Repeat each entry as written and leave the images out of the copy.

— Begin Source data —

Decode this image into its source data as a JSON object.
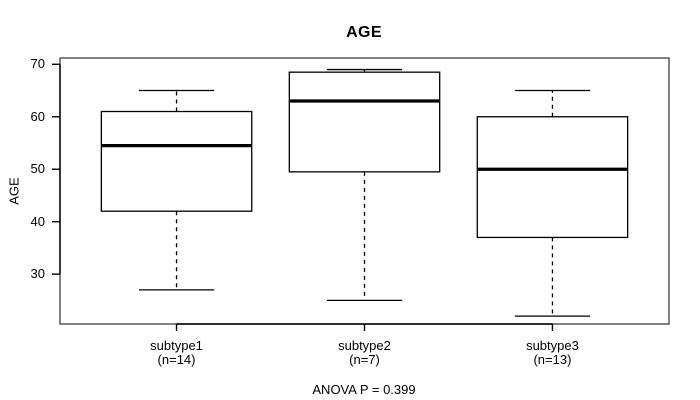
{
  "window": {
    "background": "#ffffff"
  },
  "chart_data": {
    "type": "boxplot",
    "title": "AGE",
    "ylabel": "AGE",
    "xlabel": "",
    "annotation": "ANOVA P = 0.399",
    "ylim": [
      20.5,
      71.2
    ],
    "yticks": [
      30,
      40,
      50,
      60,
      70
    ],
    "categories": [
      "subtype1",
      "subtype2",
      "subtype3"
    ],
    "category_sublabels": [
      "(n=14)",
      "(n=7)",
      "(n=13)"
    ],
    "series": [
      {
        "name": "subtype1",
        "n": 14,
        "whisker_low": 27,
        "q1": 42,
        "median": 54.5,
        "q3": 61,
        "whisker_high": 65
      },
      {
        "name": "subtype2",
        "n": 7,
        "whisker_low": 25,
        "q1": 49.5,
        "median": 63,
        "q3": 68.5,
        "whisker_high": 69
      },
      {
        "name": "subtype3",
        "n": 13,
        "whisker_low": 22,
        "q1": 37,
        "median": 50,
        "q3": 60,
        "whisker_high": 65
      }
    ],
    "grid": false,
    "legend": false,
    "whisker_style": "dashed",
    "colors": {
      "box_fill": "#ffffff",
      "line": "#000000",
      "frame": "#4d4d4d",
      "background": "#ffffff"
    }
  }
}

— End Source data —

:: Response below ::
Decode this image into its source data as a JSON object.
{
  "window": {
    "background": "#ffffff"
  },
  "chart_data": {
    "type": "boxplot",
    "title": "AGE",
    "ylabel": "AGE",
    "xlabel": "",
    "annotation": "ANOVA P = 0.399",
    "ylim": [
      20.5,
      71.2
    ],
    "yticks": [
      30,
      40,
      50,
      60,
      70
    ],
    "categories": [
      "subtype1",
      "subtype2",
      "subtype3"
    ],
    "category_sublabels": [
      "(n=14)",
      "(n=7)",
      "(n=13)"
    ],
    "series": [
      {
        "name": "subtype1",
        "n": 14,
        "whisker_low": 27,
        "q1": 42,
        "median": 54.5,
        "q3": 61,
        "whisker_high": 65
      },
      {
        "name": "subtype2",
        "n": 7,
        "whisker_low": 25,
        "q1": 49.5,
        "median": 63,
        "q3": 68.5,
        "whisker_high": 69
      },
      {
        "name": "subtype3",
        "n": 13,
        "whisker_low": 22,
        "q1": 37,
        "median": 50,
        "q3": 60,
        "whisker_high": 65
      }
    ],
    "grid": false,
    "legend": false,
    "whisker_style": "dashed",
    "colors": {
      "box_fill": "#ffffff",
      "line": "#000000",
      "frame": "#4d4d4d",
      "background": "#ffffff"
    }
  }
}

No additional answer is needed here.